From the editor
This week in AI: a company recorded employee keystrokes to build tools that automate their jobs, GPT-5.5 shipped with some genuine improvements (and some things that haven't changed), and new research shows that when AI agents negotiate against each other, the better model wins — every time. We also added 8 new tools to the chatbot.gallery catalog.
Three stories, one tool directory update, and a quick note for anyone building an AI product.
This week's stories
Meta is watching its engineers work — to replace them with AI
Meta deployed "Model Capability Initiative" software to capture keystrokes, mouse movements, and screen recordings from hundreds of apps across its engineering workforce. Google, LinkedIn, GitHub, Slack, Atlassian — all being recorded. The goal: train AI agents that can navigate software interfaces autonomously.
The timing is notable. Meta announced 10% headcount cuts the same month it started capturing the behavioral data that would make those employees' roles automatable.
The agents being built can't yet handle dropdown menus and multi-step UI flows. That's the gap being filled right now — by the people being recorded.
GPT-5.5 is out. Is it worth upgrading?
OpenAI shipped GPT-5.5 last week. The short version: reasoning is meaningfully better, instruction-following improved, and the model handles long documents with fewer hallucinations. What hasn't changed: the price, the context window, and the tendency to be verbose when you don't ask it not to be.
If you're on GPT-5, the upgrade is worth it for any workflow involving multi-step reasoning or long-document analysis. If you're on GPT-4o, wait — GPT-5.5 pricing is the same as GPT-5, but you'll want to test it against your use case before committing.

* **INFORMATION**

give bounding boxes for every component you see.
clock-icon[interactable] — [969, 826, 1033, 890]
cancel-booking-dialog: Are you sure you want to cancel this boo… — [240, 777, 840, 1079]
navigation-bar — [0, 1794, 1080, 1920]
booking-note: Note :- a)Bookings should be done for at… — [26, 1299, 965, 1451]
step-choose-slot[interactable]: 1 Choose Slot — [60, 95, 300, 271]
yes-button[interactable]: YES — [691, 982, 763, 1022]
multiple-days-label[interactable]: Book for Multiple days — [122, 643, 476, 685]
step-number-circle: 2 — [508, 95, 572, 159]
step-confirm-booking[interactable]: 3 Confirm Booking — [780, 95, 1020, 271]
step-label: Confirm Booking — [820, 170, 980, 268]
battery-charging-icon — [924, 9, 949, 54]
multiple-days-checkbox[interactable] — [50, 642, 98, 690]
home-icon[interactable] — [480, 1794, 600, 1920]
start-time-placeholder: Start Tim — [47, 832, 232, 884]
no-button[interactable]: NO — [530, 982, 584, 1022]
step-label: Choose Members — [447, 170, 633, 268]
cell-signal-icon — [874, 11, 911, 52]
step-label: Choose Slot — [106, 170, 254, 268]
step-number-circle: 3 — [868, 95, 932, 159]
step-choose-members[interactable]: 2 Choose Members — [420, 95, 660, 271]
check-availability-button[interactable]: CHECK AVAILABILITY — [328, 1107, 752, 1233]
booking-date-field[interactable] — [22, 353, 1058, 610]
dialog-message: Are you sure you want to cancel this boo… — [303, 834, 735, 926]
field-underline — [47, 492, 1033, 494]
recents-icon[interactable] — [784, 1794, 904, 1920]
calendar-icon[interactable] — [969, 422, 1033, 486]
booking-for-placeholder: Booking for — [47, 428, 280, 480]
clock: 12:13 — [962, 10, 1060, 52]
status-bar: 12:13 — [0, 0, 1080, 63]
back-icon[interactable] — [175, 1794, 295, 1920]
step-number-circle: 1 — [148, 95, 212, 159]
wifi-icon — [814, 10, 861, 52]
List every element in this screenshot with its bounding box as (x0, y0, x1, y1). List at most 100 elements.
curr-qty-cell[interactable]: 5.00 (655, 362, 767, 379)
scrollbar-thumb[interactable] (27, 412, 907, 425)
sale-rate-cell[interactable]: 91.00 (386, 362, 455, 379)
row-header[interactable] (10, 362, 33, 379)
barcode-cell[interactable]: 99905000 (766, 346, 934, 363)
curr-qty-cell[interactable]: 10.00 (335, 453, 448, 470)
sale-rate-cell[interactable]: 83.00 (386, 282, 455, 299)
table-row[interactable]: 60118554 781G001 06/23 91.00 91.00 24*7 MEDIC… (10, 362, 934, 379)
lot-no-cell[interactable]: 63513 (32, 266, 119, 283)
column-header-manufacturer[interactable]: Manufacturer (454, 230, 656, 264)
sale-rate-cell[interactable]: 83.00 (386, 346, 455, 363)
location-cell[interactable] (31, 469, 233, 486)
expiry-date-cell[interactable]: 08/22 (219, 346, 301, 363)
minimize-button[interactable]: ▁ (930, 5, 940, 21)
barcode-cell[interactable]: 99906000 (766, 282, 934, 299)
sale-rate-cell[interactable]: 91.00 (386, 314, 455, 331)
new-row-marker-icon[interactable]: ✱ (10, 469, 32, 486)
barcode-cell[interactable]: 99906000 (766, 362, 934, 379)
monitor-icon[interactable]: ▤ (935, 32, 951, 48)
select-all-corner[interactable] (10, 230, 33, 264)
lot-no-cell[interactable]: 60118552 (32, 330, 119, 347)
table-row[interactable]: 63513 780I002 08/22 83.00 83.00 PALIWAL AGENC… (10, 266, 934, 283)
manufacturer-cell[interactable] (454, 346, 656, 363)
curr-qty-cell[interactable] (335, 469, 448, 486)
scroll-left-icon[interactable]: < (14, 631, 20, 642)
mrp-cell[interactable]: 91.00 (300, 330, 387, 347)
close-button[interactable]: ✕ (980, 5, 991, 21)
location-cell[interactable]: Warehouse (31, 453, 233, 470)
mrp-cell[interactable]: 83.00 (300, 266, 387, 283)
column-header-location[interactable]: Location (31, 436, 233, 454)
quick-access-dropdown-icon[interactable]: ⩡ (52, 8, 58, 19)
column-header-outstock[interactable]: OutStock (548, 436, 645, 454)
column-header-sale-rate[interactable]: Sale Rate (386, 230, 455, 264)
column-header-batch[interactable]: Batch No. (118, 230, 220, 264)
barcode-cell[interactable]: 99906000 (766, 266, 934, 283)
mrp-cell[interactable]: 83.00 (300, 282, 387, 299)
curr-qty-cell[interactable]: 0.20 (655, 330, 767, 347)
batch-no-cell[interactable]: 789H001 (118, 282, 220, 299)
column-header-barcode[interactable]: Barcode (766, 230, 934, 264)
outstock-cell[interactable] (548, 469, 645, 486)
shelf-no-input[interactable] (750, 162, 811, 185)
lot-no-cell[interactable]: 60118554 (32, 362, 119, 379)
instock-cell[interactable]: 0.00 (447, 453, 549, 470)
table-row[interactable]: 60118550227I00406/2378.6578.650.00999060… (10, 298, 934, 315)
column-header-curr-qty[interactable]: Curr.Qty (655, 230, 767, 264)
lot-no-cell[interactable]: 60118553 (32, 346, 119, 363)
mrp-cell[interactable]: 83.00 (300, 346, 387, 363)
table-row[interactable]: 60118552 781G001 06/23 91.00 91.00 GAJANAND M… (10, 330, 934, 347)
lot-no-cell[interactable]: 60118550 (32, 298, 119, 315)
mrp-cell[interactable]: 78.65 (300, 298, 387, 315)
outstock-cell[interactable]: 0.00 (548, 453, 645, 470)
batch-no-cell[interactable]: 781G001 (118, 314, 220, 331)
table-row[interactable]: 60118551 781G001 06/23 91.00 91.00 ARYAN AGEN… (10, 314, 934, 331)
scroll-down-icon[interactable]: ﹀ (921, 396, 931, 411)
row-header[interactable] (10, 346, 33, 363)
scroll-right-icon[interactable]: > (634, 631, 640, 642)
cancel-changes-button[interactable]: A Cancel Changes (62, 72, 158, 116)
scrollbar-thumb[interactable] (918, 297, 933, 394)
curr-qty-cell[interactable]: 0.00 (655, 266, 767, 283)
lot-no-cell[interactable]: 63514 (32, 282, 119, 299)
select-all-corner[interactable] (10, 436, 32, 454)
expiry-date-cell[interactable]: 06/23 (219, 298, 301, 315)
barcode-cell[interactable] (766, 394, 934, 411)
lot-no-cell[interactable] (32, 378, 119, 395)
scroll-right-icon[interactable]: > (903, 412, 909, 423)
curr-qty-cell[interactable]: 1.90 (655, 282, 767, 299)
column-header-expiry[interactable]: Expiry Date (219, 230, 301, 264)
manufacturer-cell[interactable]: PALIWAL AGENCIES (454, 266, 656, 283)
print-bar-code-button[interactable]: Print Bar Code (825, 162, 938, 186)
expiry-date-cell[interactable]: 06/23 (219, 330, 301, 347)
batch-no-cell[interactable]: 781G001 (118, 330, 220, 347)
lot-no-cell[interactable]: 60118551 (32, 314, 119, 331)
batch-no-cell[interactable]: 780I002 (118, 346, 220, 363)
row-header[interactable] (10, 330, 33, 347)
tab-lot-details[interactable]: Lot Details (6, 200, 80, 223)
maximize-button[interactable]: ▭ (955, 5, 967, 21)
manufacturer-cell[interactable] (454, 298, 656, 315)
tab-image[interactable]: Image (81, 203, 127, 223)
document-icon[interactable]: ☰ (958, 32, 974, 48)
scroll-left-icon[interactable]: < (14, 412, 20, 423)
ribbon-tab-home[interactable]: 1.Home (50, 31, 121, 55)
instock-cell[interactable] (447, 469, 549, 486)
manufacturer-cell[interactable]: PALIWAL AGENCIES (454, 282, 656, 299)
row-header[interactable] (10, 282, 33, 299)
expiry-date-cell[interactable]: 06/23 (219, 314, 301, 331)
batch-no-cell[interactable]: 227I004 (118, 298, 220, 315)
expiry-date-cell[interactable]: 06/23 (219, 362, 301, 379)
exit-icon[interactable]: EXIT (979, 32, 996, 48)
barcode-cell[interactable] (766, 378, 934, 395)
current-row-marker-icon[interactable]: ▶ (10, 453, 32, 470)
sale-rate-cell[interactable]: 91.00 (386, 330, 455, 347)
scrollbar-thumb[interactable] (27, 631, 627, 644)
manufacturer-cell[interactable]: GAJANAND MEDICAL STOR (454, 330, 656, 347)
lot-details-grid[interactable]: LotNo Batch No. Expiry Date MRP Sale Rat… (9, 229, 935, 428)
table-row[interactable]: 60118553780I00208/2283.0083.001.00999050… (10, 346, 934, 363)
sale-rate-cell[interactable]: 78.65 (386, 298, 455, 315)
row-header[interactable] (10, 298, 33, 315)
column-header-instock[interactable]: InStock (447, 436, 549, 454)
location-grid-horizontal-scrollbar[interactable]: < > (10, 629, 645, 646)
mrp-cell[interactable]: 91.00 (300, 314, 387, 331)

* **WHAT YOU SHOULD DO**
Copy the portion of the AI newsletter that opens with the words containing "The timing is" and closes with "people being recorded.".

* **REPLY**
The timing is notable. Meta announced 10% headcount cuts the same month it started capturing the behavioral data that would make those employees' roles automatable.
The agents being built can't yet handle dropdown menus and multi-step UI flows. That's the gap being filled right now — by the people being recorded.